Task description → What is needed here is an exact copy of every entry.

Start of Stored records

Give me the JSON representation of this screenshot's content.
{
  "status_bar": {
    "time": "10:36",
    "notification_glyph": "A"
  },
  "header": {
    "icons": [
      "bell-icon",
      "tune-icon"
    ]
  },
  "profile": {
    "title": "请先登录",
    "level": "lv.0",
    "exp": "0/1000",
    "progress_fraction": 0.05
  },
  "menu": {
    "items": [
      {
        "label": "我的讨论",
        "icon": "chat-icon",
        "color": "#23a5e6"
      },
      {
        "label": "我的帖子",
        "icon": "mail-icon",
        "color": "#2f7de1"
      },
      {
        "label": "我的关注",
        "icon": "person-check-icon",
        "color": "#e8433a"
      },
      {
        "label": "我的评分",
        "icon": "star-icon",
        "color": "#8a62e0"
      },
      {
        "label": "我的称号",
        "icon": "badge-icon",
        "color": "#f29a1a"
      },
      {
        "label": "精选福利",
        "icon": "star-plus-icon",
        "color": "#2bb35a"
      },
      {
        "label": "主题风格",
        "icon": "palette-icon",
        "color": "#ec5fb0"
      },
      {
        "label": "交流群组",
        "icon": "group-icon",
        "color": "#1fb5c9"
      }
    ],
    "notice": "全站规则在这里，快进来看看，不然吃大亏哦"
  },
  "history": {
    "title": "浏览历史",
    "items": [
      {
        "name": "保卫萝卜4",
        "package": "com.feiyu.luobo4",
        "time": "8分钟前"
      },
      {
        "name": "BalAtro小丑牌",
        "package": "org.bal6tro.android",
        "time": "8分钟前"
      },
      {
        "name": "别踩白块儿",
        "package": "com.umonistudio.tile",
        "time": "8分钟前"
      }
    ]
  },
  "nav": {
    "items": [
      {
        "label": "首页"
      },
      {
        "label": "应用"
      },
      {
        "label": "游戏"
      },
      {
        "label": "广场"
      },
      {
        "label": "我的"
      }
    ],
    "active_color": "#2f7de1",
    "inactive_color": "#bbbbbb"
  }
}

End of Stored records

Exercise answer →
Give me the JSON representation of this screenshot's content.
{
  "status_bar": {
    "time": "10:36",
    "notification_glyph": "A"
  },
  "header": {
    "icons": [
      "bell-icon",
      "tune-icon"
    ]
  },
  "profile": {
    "title": "请先登录",
    "level": "lv.0",
    "exp": "0/1000",
    "progress_fraction": 0.05
  },
  "menu": {
    "items": [
      {
        "label": "我的讨论",
        "icon": "chat-icon",
        "color": "#23a5e6"
      },
      {
        "label": "我的帖子",
        "icon": "mail-icon",
        "color": "#2f7de1"
      },
      {
        "label": "我的关注",
        "icon": "person-check-icon",
        "color": "#e8433a"
      },
      {
        "label": "我的评分",
        "icon": "star-icon",
        "color": "#8a62e0"
      },
      {
        "label": "我的称号",
        "icon": "badge-icon",
        "color": "#f29a1a"
      },
      {
        "label": "精选福利",
        "icon": "star-plus-icon",
        "color": "#2bb35a"
      },
      {
        "label": "主题风格",
        "icon": "palette-icon",
        "color": "#ec5fb0"
      },
      {
        "label": "交流群组",
        "icon": "group-icon",
        "color": "#1fb5c9"
      }
    ],
    "notice": "全站规则在这里，快进来看看，不然吃大亏哦"
  },
  "history": {
    "title": "浏览历史",
    "items": [
      {
        "name": "保卫萝卜4",
        "package": "com.feiyu.luobo4",
        "time": "8分钟前"
      },
      {
        "name": "BalAtro小丑牌",
        "package": "org.bal6tro.android",
        "time": "8分钟前"
      },
      {
        "name": "别踩白块儿",
        "package": "com.umonistudio.tile",
        "time": "8分钟前"
      }
    ]
  },
  "nav": {
    "items": [
      {
        "label": "首页"
      },
      {
        "label": "应用"
      },
      {
        "label": "游戏"
      },
      {
        "label": "广场"
      },
      {
        "label": "我的"
      }
    ],
    "active_color": "#2f7de1",
    "inactive_color": "#bbbbbb"
  }
}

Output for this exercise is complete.